## begin PROVIDED RECORDS

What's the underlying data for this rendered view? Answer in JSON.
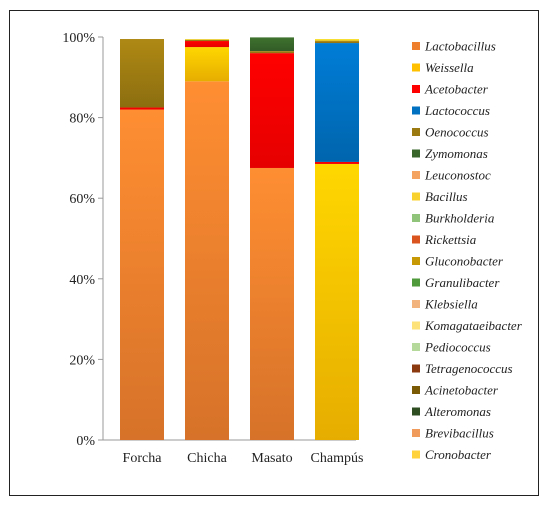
{
  "chart_data": {
    "type": "bar",
    "stacked": true,
    "categories": [
      "Forcha",
      "Chicha",
      "Masato",
      "Champús"
    ],
    "yticks": [
      "0%",
      "20%",
      "40%",
      "60%",
      "80%",
      "100%"
    ],
    "ylim": [
      0,
      100
    ],
    "grid": false,
    "legend_position": "right",
    "series": [
      {
        "name": "Lactobacillus",
        "color": "#ee7f2d",
        "values": [
          82,
          89,
          67.5,
          0
        ]
      },
      {
        "name": "Weissella",
        "color": "#ffc000",
        "values": [
          0,
          8.5,
          0,
          68.5
        ]
      },
      {
        "name": "Acetobacter",
        "color": "#ff0000",
        "values": [
          0.5,
          1.5,
          28.5,
          0.5
        ]
      },
      {
        "name": "Lactococcus",
        "color": "#0070c0",
        "values": [
          0,
          0,
          0,
          29.5
        ]
      },
      {
        "name": "Oenococcus",
        "color": "#9c7a12",
        "values": [
          17,
          0.3,
          0.5,
          0.5
        ]
      },
      {
        "name": "Zymomonas",
        "color": "#38662a",
        "values": [
          0,
          0,
          3.4,
          0
        ]
      },
      {
        "name": "Leuconostoc",
        "color": "#f4a460",
        "values": [
          0,
          0,
          0,
          0
        ]
      },
      {
        "name": "Bacillus",
        "color": "#f8d12e",
        "values": [
          0,
          0.2,
          0,
          0.5
        ]
      },
      {
        "name": "Burkholderia",
        "color": "#8fc47a",
        "values": [
          0,
          0,
          0,
          0
        ]
      },
      {
        "name": "Rickettsia",
        "color": "#d9541e",
        "values": [
          0,
          0,
          0,
          0
        ]
      },
      {
        "name": "Gluconobacter",
        "color": "#c79a05",
        "values": [
          0,
          0,
          0,
          0
        ]
      },
      {
        "name": "Granulibacter",
        "color": "#4f9a3a",
        "values": [
          0,
          0,
          0,
          0
        ]
      },
      {
        "name": "Klebsiella",
        "color": "#f2b47c",
        "values": [
          0,
          0,
          0,
          0
        ]
      },
      {
        "name": "Komagataeibacter",
        "color": "#fde27a",
        "values": [
          0,
          0,
          0,
          0
        ]
      },
      {
        "name": "Pediococcus",
        "color": "#b5d99b",
        "values": [
          0,
          0,
          0,
          0
        ]
      },
      {
        "name": "Tetragenococcus",
        "color": "#8b3a10",
        "values": [
          0,
          0,
          0,
          0
        ]
      },
      {
        "name": "Acinetobacter",
        "color": "#7a5a05",
        "values": [
          0,
          0,
          0,
          0
        ]
      },
      {
        "name": "Alteromonas",
        "color": "#2e4d21",
        "values": [
          0,
          0,
          0,
          0
        ]
      },
      {
        "name": "Brevibacillus",
        "color": "#f09a5c",
        "values": [
          0,
          0,
          0,
          0
        ]
      },
      {
        "name": "Cronobacter",
        "color": "#ffd23c",
        "values": [
          0,
          0,
          0,
          0
        ]
      }
    ]
  }
}
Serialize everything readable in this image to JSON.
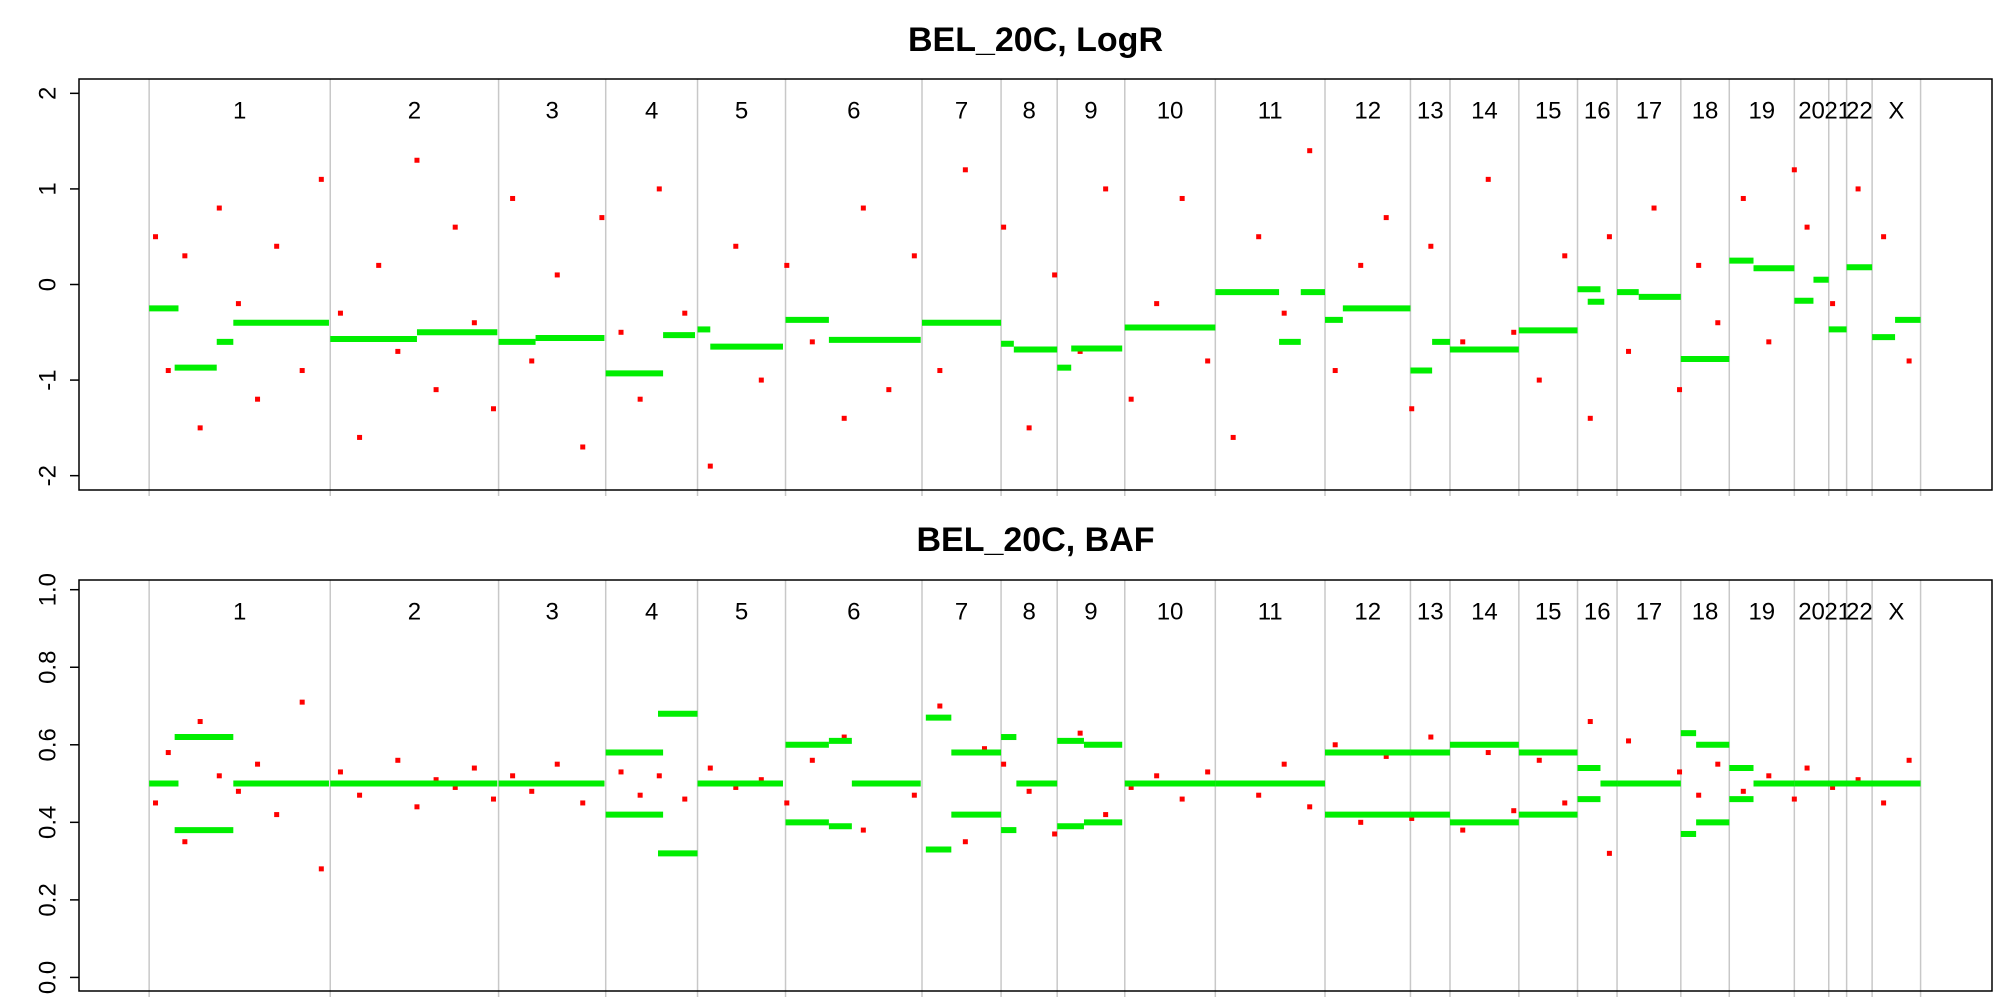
{
  "chart_data": [
    {
      "type": "scatter",
      "title": "BEL_20C, LogR",
      "xlim": [
        -55,
        1445
      ],
      "ylim": [
        -2.15,
        2.15
      ],
      "yticks": [
        -2,
        -1,
        0,
        1,
        2
      ],
      "boundaries": [
        0,
        142,
        274,
        358,
        430,
        499,
        606,
        668,
        712,
        765,
        836,
        922,
        989,
        1020,
        1074,
        1120,
        1151,
        1201,
        1239,
        1290,
        1317,
        1331,
        1351,
        1389
      ],
      "chromosomes": [
        "1",
        "2",
        "3",
        "4",
        "5",
        "6",
        "7",
        "8",
        "9",
        "10",
        "11",
        "12",
        "13",
        "14",
        "15",
        "16",
        "17",
        "18",
        "19",
        "20",
        "21",
        "22",
        "X"
      ],
      "points": {
        "color": "#ff0000",
        "x": [
          5,
          15,
          28,
          40,
          55,
          70,
          85,
          100,
          120,
          135,
          150,
          165,
          180,
          195,
          210,
          225,
          240,
          255,
          270,
          285,
          300,
          320,
          340,
          355,
          370,
          385,
          400,
          420,
          440,
          460,
          480,
          500,
          520,
          545,
          560,
          580,
          600,
          620,
          640,
          655,
          670,
          690,
          710,
          730,
          750,
          770,
          790,
          810,
          830,
          850,
          870,
          890,
          910,
          930,
          950,
          970,
          990,
          1005,
          1030,
          1050,
          1070,
          1090,
          1110,
          1130,
          1145,
          1160,
          1180,
          1200,
          1215,
          1230,
          1250,
          1270,
          1290,
          1300,
          1320,
          1340,
          1360,
          1380
        ],
        "y": [
          0.5,
          -0.9,
          0.3,
          -1.5,
          0.8,
          -0.2,
          -1.2,
          0.4,
          -0.9,
          1.1,
          -0.3,
          -1.6,
          0.2,
          -0.7,
          1.3,
          -1.1,
          0.6,
          -0.4,
          -1.3,
          0.9,
          -0.8,
          0.1,
          -1.7,
          0.7,
          -0.5,
          -1.2,
          1.0,
          -0.3,
          -1.9,
          0.4,
          -1.0,
          0.2,
          -0.6,
          -1.4,
          0.8,
          -1.1,
          0.3,
          -0.9,
          1.2,
          -0.4,
          0.6,
          -1.5,
          0.1,
          -0.7,
          1.0,
          -1.2,
          -0.2,
          0.9,
          -0.8,
          -1.6,
          0.5,
          -0.3,
          1.4,
          -0.9,
          0.2,
          0.7,
          -1.3,
          0.4,
          -0.6,
          1.1,
          -0.5,
          -1.0,
          0.3,
          -1.4,
          0.5,
          -0.7,
          0.8,
          -1.1,
          0.2,
          -0.4,
          0.9,
          -0.6,
          1.2,
          0.6,
          -0.2,
          1.0,
          0.5,
          -0.8
        ]
      },
      "segments": {
        "color": "#00ee00",
        "x0": [
          0,
          20,
          53,
          66,
          142,
          210,
          274,
          303,
          358,
          403,
          430,
          440,
          499,
          533,
          606,
          668,
          678,
          712,
          723,
          765,
          836,
          886,
          903,
          922,
          936,
          989,
          1006,
          1020,
          1074,
          1120,
          1128,
          1151,
          1168,
          1201,
          1239,
          1258,
          1290,
          1305,
          1317,
          1331,
          1351,
          1369
        ],
        "x1": [
          23,
          53,
          66,
          141,
          210,
          273,
          303,
          357,
          403,
          428,
          440,
          497,
          533,
          605,
          668,
          678,
          712,
          723,
          763,
          836,
          886,
          903,
          922,
          936,
          989,
          1006,
          1020,
          1074,
          1120,
          1138,
          1141,
          1168,
          1201,
          1239,
          1258,
          1290,
          1305,
          1317,
          1331,
          1351,
          1369,
          1389
        ],
        "y": [
          -0.25,
          -0.87,
          -0.6,
          -0.4,
          -0.57,
          -0.5,
          -0.6,
          -0.56,
          -0.93,
          -0.53,
          -0.47,
          -0.65,
          -0.37,
          -0.58,
          -0.4,
          -0.62,
          -0.68,
          -0.87,
          -0.67,
          -0.45,
          -0.08,
          -0.6,
          -0.08,
          -0.37,
          -0.25,
          -0.9,
          -0.6,
          -0.68,
          -0.48,
          -0.05,
          -0.18,
          -0.08,
          -0.13,
          -0.78,
          0.25,
          0.17,
          -0.17,
          0.05,
          -0.47,
          0.18,
          -0.55,
          -0.37
        ]
      }
    },
    {
      "type": "scatter",
      "title": "BEL_20C, BAF",
      "xlim": [
        -55,
        1445
      ],
      "ylim": [
        -0.035,
        1.025
      ],
      "yticks": [
        {
          "value": 0,
          "label": "0.0"
        },
        0.2,
        0.4,
        0.6,
        0.8,
        {
          "value": 1,
          "label": "1.0"
        }
      ],
      "boundaries": [
        0,
        142,
        274,
        358,
        430,
        499,
        606,
        668,
        712,
        765,
        836,
        922,
        989,
        1020,
        1074,
        1120,
        1151,
        1201,
        1239,
        1290,
        1317,
        1331,
        1351,
        1389
      ],
      "chromosomes": [
        "1",
        "2",
        "3",
        "4",
        "5",
        "6",
        "7",
        "8",
        "9",
        "10",
        "11",
        "12",
        "13",
        "14",
        "15",
        "16",
        "17",
        "18",
        "19",
        "20",
        "21",
        "22",
        "X"
      ],
      "points": {
        "color": "#ff0000",
        "x": [
          5,
          15,
          28,
          40,
          55,
          70,
          85,
          100,
          120,
          135,
          150,
          165,
          180,
          195,
          210,
          225,
          240,
          255,
          270,
          285,
          300,
          320,
          340,
          355,
          370,
          385,
          400,
          420,
          440,
          460,
          480,
          500,
          520,
          545,
          560,
          580,
          600,
          620,
          640,
          655,
          670,
          690,
          710,
          730,
          750,
          770,
          790,
          810,
          830,
          850,
          870,
          890,
          910,
          930,
          950,
          970,
          990,
          1005,
          1030,
          1050,
          1070,
          1090,
          1110,
          1130,
          1145,
          1160,
          1180,
          1200,
          1215,
          1230,
          1250,
          1270,
          1290,
          1300,
          1320,
          1340,
          1360,
          1380
        ],
        "y": [
          0.45,
          0.58,
          0.35,
          0.66,
          0.52,
          0.48,
          0.55,
          0.42,
          0.71,
          0.28,
          0.53,
          0.47,
          0.5,
          0.56,
          0.44,
          0.51,
          0.49,
          0.54,
          0.46,
          0.52,
          0.48,
          0.55,
          0.45,
          0.5,
          0.53,
          0.47,
          0.52,
          0.46,
          0.54,
          0.49,
          0.51,
          0.45,
          0.56,
          0.62,
          0.38,
          0.5,
          0.47,
          0.7,
          0.35,
          0.59,
          0.55,
          0.48,
          0.37,
          0.63,
          0.42,
          0.49,
          0.52,
          0.46,
          0.53,
          0.5,
          0.47,
          0.55,
          0.44,
          0.6,
          0.4,
          0.57,
          0.41,
          0.62,
          0.38,
          0.58,
          0.43,
          0.56,
          0.45,
          0.66,
          0.32,
          0.61,
          0.5,
          0.53,
          0.47,
          0.55,
          0.48,
          0.52,
          0.46,
          0.54,
          0.49,
          0.51,
          0.45,
          0.56
        ]
      },
      "segments": {
        "color": "#00ee00",
        "x0": [
          0,
          20,
          20,
          66,
          142,
          274,
          358,
          358,
          399,
          399,
          430,
          499,
          499,
          533,
          533,
          551,
          609,
          609,
          629,
          629,
          668,
          668,
          680,
          712,
          712,
          733,
          733,
          765,
          836,
          922,
          922,
          989,
          989,
          1020,
          1020,
          1074,
          1074,
          1120,
          1120,
          1138,
          1151,
          1201,
          1201,
          1213,
          1213,
          1239,
          1239,
          1258,
          1290
        ],
        "x1": [
          23,
          66,
          66,
          141,
          273,
          357,
          403,
          403,
          430,
          430,
          497,
          533,
          533,
          551,
          551,
          605,
          629,
          629,
          668,
          668,
          680,
          680,
          712,
          733,
          733,
          763,
          763,
          836,
          922,
          989,
          989,
          1020,
          1020,
          1074,
          1074,
          1120,
          1120,
          1138,
          1138,
          1151,
          1201,
          1213,
          1213,
          1239,
          1239,
          1258,
          1258,
          1290,
          1389
        ],
        "y": [
          0.5,
          0.62,
          0.38,
          0.5,
          0.5,
          0.5,
          0.58,
          0.42,
          0.68,
          0.32,
          0.5,
          0.6,
          0.4,
          0.61,
          0.39,
          0.5,
          0.67,
          0.33,
          0.58,
          0.42,
          0.62,
          0.38,
          0.5,
          0.61,
          0.39,
          0.6,
          0.4,
          0.5,
          0.5,
          0.58,
          0.42,
          0.58,
          0.42,
          0.6,
          0.4,
          0.58,
          0.42,
          0.54,
          0.46,
          0.5,
          0.5,
          0.63,
          0.37,
          0.6,
          0.4,
          0.54,
          0.46,
          0.5,
          0.5
        ]
      }
    }
  ]
}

## end PROVIDED RECORDS

Search the data above for lines holding "JSON" and copy each of them.

What's the underlying data for this rendered view? Answer in JSON.
Serialize everything readable in this image to JSON.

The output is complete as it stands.